(Your instructions) Every line of the data that contains the string "para" must be copied.

Stored data
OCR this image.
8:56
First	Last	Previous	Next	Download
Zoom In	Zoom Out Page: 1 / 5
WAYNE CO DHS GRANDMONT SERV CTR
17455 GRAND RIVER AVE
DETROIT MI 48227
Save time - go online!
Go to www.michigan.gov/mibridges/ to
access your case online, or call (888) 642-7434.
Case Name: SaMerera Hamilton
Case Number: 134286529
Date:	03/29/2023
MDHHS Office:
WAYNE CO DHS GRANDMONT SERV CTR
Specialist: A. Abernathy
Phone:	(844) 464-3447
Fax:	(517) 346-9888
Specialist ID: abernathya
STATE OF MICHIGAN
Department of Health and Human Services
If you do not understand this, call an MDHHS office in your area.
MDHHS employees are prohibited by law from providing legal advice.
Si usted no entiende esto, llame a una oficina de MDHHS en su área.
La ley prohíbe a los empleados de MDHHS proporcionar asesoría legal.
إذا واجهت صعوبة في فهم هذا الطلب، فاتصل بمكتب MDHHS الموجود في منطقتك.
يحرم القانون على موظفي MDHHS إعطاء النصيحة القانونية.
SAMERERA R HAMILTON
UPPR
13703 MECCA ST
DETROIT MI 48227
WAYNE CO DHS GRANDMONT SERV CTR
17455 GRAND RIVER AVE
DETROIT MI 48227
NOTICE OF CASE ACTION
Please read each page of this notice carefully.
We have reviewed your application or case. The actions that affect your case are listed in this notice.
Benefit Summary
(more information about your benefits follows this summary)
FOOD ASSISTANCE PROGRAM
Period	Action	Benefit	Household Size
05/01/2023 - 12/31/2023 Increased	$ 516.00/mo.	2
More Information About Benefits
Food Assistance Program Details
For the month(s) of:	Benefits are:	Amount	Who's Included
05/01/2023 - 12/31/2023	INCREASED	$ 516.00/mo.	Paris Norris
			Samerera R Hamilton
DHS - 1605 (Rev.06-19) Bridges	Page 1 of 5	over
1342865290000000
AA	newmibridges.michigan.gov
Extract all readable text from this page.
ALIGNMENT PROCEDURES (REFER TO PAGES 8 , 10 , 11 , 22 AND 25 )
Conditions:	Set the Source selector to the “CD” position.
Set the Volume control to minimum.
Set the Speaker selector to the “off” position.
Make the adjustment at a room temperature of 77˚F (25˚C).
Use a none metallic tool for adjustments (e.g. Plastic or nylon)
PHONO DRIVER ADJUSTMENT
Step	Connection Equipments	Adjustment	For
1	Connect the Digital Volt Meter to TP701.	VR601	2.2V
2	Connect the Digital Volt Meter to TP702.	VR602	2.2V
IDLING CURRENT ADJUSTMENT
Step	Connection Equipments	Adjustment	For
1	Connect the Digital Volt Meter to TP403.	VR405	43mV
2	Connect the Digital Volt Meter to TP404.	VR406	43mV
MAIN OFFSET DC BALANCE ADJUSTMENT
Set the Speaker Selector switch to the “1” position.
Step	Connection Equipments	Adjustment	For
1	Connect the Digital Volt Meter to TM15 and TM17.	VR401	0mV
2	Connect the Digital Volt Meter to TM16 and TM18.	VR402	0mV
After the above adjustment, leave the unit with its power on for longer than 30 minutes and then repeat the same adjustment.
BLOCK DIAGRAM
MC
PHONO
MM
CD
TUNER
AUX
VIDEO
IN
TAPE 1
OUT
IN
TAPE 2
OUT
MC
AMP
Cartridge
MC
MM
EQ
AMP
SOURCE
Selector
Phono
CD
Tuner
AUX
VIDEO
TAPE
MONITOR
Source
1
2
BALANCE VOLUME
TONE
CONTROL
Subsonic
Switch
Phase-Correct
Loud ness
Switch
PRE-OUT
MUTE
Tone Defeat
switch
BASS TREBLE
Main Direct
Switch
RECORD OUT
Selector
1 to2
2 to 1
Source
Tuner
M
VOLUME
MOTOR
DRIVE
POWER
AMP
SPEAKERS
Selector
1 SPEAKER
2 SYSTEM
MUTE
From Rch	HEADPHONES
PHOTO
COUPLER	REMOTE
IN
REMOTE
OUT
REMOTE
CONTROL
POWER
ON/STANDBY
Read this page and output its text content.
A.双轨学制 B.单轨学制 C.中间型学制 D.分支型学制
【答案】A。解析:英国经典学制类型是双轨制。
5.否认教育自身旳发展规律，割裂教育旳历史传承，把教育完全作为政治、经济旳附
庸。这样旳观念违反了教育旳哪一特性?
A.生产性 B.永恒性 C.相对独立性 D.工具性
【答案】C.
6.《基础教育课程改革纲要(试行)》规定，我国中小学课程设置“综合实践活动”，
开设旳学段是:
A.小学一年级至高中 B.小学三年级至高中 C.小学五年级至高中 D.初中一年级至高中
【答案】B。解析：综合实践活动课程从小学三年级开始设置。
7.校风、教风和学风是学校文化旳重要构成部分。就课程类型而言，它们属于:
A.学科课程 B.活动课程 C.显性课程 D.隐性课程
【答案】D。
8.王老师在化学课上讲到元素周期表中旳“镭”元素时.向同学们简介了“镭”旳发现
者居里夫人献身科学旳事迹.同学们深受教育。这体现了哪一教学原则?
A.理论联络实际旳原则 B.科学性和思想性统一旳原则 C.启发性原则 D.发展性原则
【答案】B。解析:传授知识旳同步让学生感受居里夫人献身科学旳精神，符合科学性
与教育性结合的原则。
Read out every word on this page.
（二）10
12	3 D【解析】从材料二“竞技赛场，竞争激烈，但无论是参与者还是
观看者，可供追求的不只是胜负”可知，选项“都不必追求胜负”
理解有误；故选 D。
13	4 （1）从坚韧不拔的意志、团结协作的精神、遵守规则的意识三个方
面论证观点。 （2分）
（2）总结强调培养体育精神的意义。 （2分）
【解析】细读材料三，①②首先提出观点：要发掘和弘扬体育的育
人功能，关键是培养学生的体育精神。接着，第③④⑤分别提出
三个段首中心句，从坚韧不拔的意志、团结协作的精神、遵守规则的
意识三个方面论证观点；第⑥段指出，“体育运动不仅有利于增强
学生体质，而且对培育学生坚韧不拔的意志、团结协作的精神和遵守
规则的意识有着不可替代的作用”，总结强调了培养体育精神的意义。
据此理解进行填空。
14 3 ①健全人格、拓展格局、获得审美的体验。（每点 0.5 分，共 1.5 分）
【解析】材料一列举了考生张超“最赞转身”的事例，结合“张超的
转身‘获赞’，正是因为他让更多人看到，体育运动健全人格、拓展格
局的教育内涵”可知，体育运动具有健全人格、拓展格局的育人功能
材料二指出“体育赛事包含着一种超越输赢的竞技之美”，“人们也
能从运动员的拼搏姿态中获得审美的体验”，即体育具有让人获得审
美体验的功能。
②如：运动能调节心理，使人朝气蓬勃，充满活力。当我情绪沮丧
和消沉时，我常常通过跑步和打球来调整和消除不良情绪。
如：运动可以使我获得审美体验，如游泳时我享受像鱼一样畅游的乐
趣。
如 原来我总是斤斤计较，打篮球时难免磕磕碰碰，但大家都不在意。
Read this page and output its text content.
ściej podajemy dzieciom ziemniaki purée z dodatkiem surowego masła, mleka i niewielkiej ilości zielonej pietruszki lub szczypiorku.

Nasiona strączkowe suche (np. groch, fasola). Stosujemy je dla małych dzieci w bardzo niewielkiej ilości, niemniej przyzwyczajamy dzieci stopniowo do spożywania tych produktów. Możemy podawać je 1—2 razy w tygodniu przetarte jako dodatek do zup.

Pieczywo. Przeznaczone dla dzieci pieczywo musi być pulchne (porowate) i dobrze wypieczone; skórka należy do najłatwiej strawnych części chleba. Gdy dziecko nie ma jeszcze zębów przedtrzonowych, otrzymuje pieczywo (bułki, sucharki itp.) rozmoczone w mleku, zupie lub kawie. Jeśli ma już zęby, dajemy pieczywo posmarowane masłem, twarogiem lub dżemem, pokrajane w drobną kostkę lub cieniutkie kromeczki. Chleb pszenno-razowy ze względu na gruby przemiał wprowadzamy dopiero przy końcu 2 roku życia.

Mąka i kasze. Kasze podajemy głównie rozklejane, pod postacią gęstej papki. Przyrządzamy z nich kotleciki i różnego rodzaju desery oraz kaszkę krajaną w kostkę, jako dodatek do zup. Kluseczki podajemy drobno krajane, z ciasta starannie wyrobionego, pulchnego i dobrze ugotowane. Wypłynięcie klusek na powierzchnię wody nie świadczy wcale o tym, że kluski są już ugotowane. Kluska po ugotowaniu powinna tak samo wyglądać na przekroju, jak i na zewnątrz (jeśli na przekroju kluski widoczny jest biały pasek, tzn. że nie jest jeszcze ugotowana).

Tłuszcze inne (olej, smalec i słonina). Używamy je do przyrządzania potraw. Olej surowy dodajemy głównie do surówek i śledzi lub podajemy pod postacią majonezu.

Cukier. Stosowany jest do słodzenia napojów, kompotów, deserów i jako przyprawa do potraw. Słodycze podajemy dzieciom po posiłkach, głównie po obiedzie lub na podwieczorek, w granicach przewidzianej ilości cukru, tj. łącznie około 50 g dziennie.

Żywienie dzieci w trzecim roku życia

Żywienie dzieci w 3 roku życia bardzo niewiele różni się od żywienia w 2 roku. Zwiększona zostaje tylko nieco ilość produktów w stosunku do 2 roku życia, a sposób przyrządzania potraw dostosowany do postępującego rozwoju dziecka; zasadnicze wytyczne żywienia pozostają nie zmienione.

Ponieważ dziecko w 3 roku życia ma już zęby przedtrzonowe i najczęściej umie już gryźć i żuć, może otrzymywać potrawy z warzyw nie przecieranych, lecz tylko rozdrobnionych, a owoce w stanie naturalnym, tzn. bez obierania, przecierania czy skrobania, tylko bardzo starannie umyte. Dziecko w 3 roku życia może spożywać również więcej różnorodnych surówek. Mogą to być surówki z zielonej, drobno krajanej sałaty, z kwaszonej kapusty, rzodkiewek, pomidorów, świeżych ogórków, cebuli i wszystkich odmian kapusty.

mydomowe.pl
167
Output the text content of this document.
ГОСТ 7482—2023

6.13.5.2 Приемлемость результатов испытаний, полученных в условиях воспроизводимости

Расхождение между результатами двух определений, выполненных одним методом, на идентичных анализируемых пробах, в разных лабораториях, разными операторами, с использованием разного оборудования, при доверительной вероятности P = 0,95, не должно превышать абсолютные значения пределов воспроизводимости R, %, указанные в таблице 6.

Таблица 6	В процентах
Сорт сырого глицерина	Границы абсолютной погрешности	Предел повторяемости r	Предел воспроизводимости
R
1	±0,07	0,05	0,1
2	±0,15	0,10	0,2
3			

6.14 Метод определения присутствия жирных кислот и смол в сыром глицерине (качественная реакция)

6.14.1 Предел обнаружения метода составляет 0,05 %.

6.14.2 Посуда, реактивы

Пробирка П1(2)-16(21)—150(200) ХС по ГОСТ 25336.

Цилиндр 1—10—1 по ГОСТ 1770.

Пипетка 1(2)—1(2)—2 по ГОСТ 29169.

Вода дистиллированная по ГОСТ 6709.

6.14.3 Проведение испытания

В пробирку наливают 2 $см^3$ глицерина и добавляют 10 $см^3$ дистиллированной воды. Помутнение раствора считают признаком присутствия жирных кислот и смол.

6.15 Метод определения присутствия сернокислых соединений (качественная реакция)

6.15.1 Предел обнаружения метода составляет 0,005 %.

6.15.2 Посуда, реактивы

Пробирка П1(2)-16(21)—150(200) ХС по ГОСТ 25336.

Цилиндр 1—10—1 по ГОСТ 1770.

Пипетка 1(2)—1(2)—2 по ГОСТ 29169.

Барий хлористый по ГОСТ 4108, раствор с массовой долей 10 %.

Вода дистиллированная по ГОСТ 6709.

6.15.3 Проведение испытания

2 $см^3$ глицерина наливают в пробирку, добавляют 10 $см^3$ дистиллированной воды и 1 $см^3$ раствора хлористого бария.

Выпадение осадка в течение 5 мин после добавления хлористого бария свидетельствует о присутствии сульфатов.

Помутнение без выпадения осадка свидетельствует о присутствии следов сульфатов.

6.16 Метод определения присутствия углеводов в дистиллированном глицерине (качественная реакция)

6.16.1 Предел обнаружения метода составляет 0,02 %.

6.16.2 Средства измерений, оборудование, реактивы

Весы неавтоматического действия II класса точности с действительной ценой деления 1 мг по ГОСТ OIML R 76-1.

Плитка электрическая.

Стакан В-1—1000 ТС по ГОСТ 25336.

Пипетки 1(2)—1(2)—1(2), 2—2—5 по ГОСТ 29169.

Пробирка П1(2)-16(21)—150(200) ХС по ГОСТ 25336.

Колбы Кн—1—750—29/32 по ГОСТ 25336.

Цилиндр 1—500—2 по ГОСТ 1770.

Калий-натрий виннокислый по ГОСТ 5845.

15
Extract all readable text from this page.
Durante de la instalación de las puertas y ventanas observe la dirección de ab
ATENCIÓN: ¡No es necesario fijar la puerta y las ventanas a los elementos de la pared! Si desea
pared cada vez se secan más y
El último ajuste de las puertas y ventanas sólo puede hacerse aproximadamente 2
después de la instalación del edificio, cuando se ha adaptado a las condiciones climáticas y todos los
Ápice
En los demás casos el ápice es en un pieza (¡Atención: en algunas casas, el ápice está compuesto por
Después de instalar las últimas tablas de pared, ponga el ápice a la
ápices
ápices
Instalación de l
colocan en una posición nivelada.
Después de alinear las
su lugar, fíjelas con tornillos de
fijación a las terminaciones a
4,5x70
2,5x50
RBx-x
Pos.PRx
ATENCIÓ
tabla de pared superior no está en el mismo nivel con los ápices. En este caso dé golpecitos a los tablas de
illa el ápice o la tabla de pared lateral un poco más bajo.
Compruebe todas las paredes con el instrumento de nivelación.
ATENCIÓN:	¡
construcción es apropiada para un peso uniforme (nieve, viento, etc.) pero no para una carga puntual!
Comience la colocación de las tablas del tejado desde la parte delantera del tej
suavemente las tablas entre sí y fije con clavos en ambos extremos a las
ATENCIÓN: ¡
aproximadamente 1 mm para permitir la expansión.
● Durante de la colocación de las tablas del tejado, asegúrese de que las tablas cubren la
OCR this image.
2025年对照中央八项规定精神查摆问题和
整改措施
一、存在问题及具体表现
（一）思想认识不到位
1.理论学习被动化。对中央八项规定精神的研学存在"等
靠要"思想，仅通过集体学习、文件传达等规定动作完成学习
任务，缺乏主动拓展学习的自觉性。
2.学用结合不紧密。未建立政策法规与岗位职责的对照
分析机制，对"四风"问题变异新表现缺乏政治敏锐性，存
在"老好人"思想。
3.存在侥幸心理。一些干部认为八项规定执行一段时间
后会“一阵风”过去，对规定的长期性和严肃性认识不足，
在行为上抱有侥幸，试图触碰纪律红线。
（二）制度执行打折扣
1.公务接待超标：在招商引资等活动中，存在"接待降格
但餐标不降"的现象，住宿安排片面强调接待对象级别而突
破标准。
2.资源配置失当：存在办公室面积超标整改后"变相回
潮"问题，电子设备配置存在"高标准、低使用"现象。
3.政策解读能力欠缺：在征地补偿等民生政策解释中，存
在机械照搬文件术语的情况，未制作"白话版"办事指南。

(Reply)
construcción es apropiada para un peso uniforme (nieve, viento, etc.) pero no para una carga puntual!
aproximadamente 1 mm para permitir la expansión.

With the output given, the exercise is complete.